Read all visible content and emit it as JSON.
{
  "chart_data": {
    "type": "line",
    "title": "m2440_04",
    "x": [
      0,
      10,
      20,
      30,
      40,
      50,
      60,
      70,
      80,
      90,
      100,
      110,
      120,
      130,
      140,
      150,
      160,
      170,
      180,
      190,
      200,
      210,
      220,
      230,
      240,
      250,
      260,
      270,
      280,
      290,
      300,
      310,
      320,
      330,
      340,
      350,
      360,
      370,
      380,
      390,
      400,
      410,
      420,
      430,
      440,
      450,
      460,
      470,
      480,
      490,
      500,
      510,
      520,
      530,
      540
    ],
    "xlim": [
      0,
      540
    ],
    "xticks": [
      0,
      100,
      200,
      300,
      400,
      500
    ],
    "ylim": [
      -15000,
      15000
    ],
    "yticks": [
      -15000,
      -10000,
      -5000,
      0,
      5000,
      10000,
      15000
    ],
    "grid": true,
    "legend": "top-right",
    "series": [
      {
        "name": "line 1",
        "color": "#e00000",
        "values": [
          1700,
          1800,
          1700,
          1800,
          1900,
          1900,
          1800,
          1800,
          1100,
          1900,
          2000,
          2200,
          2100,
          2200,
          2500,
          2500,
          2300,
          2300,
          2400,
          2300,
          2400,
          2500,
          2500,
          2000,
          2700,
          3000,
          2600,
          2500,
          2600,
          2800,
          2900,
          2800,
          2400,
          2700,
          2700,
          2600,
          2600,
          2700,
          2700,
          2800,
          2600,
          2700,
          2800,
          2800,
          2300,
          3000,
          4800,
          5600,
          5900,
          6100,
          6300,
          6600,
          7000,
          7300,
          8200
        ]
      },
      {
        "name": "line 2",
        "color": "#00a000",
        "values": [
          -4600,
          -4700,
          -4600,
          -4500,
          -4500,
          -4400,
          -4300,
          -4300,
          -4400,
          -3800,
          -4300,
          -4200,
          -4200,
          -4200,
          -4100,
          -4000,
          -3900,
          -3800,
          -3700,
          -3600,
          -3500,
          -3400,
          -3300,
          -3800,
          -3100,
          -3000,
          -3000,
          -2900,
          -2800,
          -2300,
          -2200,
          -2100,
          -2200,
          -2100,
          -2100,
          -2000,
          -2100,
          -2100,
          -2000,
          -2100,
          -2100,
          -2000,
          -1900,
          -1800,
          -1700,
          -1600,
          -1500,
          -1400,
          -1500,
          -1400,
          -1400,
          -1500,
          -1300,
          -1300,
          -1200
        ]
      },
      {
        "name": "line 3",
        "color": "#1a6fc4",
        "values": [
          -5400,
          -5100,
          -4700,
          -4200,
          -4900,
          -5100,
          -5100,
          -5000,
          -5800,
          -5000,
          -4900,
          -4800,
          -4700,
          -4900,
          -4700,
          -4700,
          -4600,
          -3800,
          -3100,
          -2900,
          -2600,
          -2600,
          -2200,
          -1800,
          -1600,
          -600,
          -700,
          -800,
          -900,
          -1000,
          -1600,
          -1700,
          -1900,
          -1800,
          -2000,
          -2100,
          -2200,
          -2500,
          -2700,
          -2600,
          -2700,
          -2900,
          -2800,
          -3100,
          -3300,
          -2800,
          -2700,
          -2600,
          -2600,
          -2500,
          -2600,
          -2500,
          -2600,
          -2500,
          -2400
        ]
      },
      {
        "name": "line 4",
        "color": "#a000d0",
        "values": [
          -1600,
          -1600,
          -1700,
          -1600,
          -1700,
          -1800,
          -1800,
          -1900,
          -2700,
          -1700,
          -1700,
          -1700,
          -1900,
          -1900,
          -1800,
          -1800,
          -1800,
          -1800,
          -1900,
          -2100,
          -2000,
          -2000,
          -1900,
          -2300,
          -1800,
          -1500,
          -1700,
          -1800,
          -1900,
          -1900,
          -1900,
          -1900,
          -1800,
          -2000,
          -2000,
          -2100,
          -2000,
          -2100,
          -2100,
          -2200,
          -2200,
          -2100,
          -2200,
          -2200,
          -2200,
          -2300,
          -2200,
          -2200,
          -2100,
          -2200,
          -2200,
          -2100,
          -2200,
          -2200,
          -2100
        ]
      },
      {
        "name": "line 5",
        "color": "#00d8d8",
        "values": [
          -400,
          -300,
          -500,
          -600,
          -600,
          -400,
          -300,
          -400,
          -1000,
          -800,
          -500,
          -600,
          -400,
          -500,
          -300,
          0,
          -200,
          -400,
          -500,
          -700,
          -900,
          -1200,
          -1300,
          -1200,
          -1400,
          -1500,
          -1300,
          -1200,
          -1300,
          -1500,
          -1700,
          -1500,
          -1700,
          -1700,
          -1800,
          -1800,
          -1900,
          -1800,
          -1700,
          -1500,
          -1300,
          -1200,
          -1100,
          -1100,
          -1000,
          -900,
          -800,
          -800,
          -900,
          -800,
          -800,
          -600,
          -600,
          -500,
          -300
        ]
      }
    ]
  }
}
◆ ◆ ◆ ◆ ◆
Scan the material above. Copy each line that holds the word "color".

        "color": "#e00000",
        "color": "#00a000",
        "color": "#1a6fc4",
        "color": "#a000d0",
        "color": "#00d8d8",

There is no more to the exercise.